- **WHAT TO WORK ON**: Reproduce every entry exactly.

---------- INFORMATION SUPPLIED

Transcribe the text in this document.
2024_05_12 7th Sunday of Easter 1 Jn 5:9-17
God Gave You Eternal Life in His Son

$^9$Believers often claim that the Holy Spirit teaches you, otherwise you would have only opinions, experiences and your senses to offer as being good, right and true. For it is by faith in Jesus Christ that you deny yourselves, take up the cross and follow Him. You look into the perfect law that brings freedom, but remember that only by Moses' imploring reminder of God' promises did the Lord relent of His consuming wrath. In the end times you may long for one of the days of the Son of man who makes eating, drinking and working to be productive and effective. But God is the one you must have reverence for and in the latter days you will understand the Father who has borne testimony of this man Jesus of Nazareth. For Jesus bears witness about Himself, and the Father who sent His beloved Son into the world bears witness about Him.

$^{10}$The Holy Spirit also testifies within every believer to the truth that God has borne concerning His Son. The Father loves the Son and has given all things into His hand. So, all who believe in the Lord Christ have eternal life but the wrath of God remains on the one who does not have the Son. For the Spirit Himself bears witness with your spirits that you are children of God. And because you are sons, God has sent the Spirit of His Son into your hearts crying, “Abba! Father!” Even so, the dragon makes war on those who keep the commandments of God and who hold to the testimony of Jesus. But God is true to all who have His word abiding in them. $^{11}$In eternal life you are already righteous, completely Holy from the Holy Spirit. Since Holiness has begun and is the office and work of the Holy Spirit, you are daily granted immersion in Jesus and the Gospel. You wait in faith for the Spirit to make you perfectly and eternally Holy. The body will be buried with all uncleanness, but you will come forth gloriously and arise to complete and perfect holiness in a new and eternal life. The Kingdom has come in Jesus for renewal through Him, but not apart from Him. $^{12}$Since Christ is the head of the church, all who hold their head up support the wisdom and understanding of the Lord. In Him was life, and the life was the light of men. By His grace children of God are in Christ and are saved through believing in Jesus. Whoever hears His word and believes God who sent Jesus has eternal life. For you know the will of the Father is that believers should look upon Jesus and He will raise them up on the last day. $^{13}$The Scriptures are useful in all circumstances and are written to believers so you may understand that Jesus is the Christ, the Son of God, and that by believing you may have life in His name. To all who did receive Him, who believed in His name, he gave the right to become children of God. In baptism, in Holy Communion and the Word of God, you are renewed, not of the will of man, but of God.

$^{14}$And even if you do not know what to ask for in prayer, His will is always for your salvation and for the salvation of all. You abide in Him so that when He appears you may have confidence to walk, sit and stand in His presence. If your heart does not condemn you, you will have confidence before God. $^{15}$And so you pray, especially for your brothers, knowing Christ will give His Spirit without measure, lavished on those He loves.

--------------------

- **THE OUTPUT**:
Transcribe the text in this document.
2024_05_12 7th Sunday of Easter 1 Jn 5:9-17
God Gave You Eternal Life in His Son

$^9$Believers often claim that the Holy Spirit teaches you, otherwise you would have only opinions, experiences and your senses to offer as being good, right and true. For it is by faith in Jesus Christ that you deny yourselves, take up the cross and follow Him. You look into the perfect law that brings freedom, but remember that only by Moses' imploring reminder of God' promises did the Lord relent of His consuming wrath. In the end times you may long for one of the days of the Son of man who makes eating, drinking and working to be productive and effective. But God is the one you must have reverence for and in the latter days you will understand the Father who has borne testimony of this man Jesus of Nazareth. For Jesus bears witness about Himself, and the Father who sent His beloved Son into the world bears witness about Him.

$^{10}$The Holy Spirit also testifies within every believer to the truth that God has borne concerning His Son. The Father loves the Son and has given all things into His hand. So, all who believe in the Lord Christ have eternal life but the wrath of God remains on the one who does not have the Son. For the Spirit Himself bears witness with your spirits that you are children of God. And because you are sons, God has sent the Spirit of His Son into your hearts crying, “Abba! Father!” Even so, the dragon makes war on those who keep the commandments of God and who hold to the testimony of Jesus. But God is true to all who have His word abiding in them. $^{11}$In eternal life you are already righteous, completely Holy from the Holy Spirit. Since Holiness has begun and is the office and work of the Holy Spirit, you are daily granted immersion in Jesus and the Gospel. You wait in faith for the Spirit to make you perfectly and eternally Holy. The body will be buried with all uncleanness, but you will come forth gloriously and arise to complete and perfect holiness in a new and eternal life. The Kingdom has come in Jesus for renewal through Him, but not apart from Him. $^{12}$Since Christ is the head of the church, all who hold their head up support the wisdom and understanding of the Lord. In Him was life, and the life was the light of men. By His grace children of God are in Christ and are saved through believing in Jesus. Whoever hears His word and believes God who sent Jesus has eternal life. For you know the will of the Father is that believers should look upon Jesus and He will raise them up on the last day. $^{13}$The Scriptures are useful in all circumstances and are written to believers so you may understand that Jesus is the Christ, the Son of God, and that by believing you may have life in His name. To all who did receive Him, who believed in His name, he gave the right to become children of God. In baptism, in Holy Communion and the Word of God, you are renewed, not of the will of man, but of God.

$^{14}$And even if you do not know what to ask for in prayer, His will is always for your salvation and for the salvation of all. You abide in Him so that when He appears you may have confidence to walk, sit and stand in His presence. If your heart does not condemn you, you will have confidence before God. $^{15}$And so you pray, especially for your brothers, knowing Christ will give His Spirit without measure, lavished on those He loves.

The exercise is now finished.